[Dataset entries on figures]
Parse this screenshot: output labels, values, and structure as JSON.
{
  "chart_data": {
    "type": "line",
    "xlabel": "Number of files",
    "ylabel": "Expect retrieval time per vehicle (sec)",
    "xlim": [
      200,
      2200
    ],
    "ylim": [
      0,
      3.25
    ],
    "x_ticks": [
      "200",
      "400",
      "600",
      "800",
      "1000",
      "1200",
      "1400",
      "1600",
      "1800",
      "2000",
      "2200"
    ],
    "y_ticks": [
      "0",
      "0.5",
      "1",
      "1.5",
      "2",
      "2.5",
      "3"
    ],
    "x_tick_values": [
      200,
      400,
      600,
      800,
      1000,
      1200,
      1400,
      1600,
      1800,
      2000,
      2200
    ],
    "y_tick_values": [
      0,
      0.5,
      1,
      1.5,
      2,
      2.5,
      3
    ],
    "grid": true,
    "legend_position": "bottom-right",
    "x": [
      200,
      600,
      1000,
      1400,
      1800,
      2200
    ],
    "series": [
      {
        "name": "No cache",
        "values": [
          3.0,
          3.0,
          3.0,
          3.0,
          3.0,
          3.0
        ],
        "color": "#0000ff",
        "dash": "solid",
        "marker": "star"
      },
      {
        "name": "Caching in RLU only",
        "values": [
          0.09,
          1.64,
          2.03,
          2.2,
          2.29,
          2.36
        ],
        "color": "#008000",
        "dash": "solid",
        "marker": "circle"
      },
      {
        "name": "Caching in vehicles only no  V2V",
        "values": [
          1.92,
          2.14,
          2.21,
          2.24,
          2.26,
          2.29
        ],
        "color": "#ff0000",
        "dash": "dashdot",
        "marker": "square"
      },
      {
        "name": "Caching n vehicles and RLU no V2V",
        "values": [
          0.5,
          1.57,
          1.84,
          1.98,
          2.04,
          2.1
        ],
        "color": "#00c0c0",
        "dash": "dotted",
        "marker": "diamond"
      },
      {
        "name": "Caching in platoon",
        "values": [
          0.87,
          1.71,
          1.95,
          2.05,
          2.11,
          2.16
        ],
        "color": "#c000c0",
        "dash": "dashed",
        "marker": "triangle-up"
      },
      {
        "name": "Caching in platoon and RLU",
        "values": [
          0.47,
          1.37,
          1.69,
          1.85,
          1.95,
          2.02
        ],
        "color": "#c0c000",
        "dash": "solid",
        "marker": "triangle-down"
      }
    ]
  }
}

_Given instruction_
From the records above, copy every line that holds the word "triangle".

_Exercise response_
        "marker": "triangle-up"
        "marker": "triangle-down"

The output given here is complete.